WHAT IS EXPECTED: Pick out every line that holds the string "this" and copy it.

(Stored records)
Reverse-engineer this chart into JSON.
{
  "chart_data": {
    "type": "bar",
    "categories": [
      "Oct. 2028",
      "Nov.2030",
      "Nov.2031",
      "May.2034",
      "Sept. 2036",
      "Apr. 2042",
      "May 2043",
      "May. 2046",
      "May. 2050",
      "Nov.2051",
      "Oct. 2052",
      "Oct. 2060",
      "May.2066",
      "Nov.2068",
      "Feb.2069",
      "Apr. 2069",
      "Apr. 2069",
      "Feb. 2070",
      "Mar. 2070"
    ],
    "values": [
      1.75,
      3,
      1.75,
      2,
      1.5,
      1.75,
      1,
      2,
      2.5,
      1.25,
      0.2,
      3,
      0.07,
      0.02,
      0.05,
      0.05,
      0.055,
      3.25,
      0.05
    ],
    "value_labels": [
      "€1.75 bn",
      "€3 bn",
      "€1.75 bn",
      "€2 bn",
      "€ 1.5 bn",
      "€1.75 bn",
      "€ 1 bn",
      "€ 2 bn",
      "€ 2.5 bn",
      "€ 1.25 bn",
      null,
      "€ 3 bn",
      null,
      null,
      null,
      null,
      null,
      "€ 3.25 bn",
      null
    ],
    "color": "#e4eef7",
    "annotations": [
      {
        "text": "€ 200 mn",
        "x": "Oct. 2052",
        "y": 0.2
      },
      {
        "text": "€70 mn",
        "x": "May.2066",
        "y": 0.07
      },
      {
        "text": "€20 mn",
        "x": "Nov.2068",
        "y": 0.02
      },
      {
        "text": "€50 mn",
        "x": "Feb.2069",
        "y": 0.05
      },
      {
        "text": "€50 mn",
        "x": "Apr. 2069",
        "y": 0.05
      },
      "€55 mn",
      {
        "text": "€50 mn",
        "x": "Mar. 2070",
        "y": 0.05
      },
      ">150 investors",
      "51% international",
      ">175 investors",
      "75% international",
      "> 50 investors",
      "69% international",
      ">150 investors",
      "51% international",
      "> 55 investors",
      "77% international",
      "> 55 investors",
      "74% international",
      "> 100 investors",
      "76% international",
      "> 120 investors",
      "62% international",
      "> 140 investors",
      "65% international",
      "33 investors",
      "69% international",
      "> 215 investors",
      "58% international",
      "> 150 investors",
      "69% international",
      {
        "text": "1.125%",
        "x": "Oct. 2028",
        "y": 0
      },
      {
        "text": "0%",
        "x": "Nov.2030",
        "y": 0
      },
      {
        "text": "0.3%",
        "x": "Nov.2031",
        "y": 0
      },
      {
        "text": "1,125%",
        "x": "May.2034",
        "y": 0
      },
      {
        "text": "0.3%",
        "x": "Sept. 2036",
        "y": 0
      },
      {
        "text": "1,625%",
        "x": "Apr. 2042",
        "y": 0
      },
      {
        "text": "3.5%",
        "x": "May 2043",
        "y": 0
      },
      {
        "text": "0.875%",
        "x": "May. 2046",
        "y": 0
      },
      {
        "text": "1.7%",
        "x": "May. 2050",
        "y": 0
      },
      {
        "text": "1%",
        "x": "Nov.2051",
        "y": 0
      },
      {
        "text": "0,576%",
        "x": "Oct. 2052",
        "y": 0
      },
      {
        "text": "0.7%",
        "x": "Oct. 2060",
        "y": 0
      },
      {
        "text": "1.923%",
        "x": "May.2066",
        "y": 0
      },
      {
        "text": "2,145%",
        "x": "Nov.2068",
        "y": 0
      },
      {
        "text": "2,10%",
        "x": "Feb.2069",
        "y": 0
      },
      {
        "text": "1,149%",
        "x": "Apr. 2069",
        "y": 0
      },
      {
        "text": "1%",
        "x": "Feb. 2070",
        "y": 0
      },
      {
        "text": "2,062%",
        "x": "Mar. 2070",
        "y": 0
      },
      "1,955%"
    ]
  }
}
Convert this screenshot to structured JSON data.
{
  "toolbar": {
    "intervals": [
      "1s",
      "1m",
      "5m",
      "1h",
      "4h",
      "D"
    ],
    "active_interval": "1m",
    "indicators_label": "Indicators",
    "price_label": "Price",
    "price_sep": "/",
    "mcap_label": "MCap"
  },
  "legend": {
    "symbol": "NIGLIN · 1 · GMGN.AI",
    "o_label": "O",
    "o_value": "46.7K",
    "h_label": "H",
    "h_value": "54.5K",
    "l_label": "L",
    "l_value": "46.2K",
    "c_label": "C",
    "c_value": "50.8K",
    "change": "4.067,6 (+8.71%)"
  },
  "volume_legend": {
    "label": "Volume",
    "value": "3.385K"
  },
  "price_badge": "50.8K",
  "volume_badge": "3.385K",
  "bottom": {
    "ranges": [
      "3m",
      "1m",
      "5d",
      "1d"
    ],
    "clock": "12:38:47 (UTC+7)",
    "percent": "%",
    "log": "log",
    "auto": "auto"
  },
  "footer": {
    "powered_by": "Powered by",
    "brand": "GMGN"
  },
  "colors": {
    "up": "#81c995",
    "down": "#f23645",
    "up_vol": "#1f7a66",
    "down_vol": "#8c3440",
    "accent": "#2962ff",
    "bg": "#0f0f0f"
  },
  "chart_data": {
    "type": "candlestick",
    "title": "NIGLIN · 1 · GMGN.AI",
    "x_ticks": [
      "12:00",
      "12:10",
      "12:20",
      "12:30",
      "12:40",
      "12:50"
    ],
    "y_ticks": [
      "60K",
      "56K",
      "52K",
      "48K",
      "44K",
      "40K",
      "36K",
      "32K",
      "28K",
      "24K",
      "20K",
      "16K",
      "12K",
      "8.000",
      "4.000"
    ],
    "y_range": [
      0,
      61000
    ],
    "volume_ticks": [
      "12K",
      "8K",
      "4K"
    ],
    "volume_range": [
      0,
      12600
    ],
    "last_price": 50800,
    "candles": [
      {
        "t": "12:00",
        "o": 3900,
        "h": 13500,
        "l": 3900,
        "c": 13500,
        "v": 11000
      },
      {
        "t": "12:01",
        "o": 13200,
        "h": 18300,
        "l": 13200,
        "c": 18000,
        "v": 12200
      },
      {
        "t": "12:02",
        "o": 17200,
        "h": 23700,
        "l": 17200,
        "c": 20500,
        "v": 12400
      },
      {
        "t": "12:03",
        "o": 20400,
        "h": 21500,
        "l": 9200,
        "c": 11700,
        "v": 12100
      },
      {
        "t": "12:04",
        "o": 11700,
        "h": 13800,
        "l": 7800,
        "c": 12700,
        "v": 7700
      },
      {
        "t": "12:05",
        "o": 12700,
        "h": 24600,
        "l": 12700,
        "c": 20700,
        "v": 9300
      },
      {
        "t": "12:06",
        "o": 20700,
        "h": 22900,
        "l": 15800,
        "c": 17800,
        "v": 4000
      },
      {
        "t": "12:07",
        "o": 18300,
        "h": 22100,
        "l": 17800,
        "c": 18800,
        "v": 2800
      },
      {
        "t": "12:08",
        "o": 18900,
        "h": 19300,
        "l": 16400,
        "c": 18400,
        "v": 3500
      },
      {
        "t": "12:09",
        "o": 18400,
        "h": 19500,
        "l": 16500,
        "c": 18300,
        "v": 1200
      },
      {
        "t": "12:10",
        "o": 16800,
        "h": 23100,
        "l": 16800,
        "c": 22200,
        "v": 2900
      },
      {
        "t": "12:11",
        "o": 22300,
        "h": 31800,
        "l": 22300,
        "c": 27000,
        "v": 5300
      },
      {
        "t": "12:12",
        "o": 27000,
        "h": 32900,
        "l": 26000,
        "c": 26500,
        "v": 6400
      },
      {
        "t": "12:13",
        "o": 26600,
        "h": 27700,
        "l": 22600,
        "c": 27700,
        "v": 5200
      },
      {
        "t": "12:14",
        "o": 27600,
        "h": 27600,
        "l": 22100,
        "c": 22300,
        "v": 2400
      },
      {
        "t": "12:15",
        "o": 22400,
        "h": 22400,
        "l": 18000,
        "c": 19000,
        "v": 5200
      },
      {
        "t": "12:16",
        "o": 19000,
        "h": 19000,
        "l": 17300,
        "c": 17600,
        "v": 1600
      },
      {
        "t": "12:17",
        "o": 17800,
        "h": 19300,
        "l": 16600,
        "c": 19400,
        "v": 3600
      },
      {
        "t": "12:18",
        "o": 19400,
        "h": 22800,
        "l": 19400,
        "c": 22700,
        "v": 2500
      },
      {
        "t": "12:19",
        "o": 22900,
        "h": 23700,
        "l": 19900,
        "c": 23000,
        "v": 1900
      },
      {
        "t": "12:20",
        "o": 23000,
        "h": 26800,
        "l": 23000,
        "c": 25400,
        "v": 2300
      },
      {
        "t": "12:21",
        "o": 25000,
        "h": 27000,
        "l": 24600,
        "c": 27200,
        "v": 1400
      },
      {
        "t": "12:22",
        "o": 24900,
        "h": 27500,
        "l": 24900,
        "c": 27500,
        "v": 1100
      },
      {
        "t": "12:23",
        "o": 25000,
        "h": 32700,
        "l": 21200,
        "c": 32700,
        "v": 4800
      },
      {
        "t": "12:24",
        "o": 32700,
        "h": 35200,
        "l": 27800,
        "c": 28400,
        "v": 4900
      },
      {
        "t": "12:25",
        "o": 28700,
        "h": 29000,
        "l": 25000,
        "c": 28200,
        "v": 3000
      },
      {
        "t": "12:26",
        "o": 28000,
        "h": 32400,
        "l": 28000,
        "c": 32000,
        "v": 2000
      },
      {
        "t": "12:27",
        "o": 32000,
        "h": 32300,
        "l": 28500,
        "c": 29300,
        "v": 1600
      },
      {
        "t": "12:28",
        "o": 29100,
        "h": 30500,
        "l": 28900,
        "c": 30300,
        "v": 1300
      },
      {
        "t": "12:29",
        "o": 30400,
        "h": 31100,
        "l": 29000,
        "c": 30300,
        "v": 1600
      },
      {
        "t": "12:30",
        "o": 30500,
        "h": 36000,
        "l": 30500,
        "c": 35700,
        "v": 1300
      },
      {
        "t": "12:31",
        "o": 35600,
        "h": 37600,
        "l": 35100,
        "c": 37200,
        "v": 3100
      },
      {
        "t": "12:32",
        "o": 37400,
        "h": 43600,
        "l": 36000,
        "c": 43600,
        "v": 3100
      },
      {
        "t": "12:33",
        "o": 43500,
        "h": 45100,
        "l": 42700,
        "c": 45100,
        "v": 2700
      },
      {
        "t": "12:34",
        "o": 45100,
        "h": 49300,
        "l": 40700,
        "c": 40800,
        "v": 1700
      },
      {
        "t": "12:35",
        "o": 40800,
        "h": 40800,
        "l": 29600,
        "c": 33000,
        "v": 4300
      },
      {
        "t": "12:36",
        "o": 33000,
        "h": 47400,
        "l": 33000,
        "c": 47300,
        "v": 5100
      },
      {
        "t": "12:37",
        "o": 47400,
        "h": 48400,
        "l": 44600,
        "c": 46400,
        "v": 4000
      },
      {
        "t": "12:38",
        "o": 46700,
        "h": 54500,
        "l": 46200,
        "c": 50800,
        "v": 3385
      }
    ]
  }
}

COMPLETED TASK:
Reverse-engineer this chart into JSON.
Convert this screenshot to structured JSON data.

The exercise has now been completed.